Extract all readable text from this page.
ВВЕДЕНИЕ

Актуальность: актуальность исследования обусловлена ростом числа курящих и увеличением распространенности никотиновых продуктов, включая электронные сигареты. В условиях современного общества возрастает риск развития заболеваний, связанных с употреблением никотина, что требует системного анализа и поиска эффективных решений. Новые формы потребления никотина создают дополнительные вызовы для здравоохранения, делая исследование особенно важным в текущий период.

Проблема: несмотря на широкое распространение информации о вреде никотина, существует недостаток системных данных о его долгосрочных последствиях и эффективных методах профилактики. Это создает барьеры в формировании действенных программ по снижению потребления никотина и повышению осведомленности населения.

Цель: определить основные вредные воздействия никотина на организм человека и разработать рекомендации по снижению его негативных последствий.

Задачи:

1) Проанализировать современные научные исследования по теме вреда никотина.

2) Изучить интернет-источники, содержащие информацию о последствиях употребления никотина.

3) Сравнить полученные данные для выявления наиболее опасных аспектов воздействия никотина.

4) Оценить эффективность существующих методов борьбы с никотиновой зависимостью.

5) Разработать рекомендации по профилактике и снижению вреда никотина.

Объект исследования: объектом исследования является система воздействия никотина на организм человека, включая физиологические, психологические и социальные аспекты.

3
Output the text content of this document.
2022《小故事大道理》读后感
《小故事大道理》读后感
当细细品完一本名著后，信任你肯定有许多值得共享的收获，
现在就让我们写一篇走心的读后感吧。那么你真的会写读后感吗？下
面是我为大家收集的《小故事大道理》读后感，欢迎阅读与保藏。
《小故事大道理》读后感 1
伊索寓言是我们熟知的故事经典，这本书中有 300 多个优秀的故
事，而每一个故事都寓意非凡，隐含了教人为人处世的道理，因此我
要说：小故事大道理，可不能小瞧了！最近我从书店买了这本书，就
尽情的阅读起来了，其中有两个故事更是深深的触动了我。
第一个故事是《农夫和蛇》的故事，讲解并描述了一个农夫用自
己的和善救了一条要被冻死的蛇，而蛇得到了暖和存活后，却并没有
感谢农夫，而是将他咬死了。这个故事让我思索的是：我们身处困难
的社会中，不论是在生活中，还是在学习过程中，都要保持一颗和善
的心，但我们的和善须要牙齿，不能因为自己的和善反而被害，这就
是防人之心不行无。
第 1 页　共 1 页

^^^^^^^^^^^^^^^^

→ **Exercise requirements**:
The whole listing above needs to be written out again exactly.

→ **Solution to this problem**:
Extract all readable text from this page.
ВВЕДЕНИЕ

Актуальность: актуальность исследования обусловлена ростом числа курящих и увеличением распространенности никотиновых продуктов, включая электронные сигареты. В условиях современного общества возрастает риск развития заболеваний, связанных с употреблением никотина, что требует системного анализа и поиска эффективных решений. Новые формы потребления никотина создают дополнительные вызовы для здравоохранения, делая исследование особенно важным в текущий период.

Проблема: несмотря на широкое распространение информации о вреде никотина, существует недостаток системных данных о его долгосрочных последствиях и эффективных методах профилактики. Это создает барьеры в формировании действенных программ по снижению потребления никотина и повышению осведомленности населения.

Цель: определить основные вредные воздействия никотина на организм человека и разработать рекомендации по снижению его негативных последствий.

Задачи:

1) Проанализировать современные научные исследования по теме вреда никотина.

2) Изучить интернет-источники, содержащие информацию о последствиях употребления никотина.

3) Сравнить полученные данные для выявления наиболее опасных аспектов воздействия никотина.

4) Оценить эффективность существующих методов борьбы с никотиновой зависимостью.

5) Разработать рекомендации по профилактике и снижению вреда никотина.

Объект исследования: объектом исследования является система воздействия никотина на организм человека, включая физиологические, психологические и социальные аспекты.

3
Output the text content of this document.
2022《小故事大道理》读后感
《小故事大道理》读后感
当细细品完一本名著后，信任你肯定有许多值得共享的收获，
现在就让我们写一篇走心的读后感吧。那么你真的会写读后感吗？下
面是我为大家收集的《小故事大道理》读后感，欢迎阅读与保藏。
《小故事大道理》读后感 1
伊索寓言是我们熟知的故事经典，这本书中有 300 多个优秀的故
事，而每一个故事都寓意非凡，隐含了教人为人处世的道理，因此我
要说：小故事大道理，可不能小瞧了！最近我从书店买了这本书，就
尽情的阅读起来了，其中有两个故事更是深深的触动了我。
第一个故事是《农夫和蛇》的故事，讲解并描述了一个农夫用自
己的和善救了一条要被冻死的蛇，而蛇得到了暖和存活后，却并没有
感谢农夫，而是将他咬死了。这个故事让我思索的是：我们身处困难
的社会中，不论是在生活中，还是在学习过程中，都要保持一颗和善
的心，但我们的和善须要牙齿，不能因为自己的和善反而被害，这就
是防人之心不行无。
第 1 页　共 1 页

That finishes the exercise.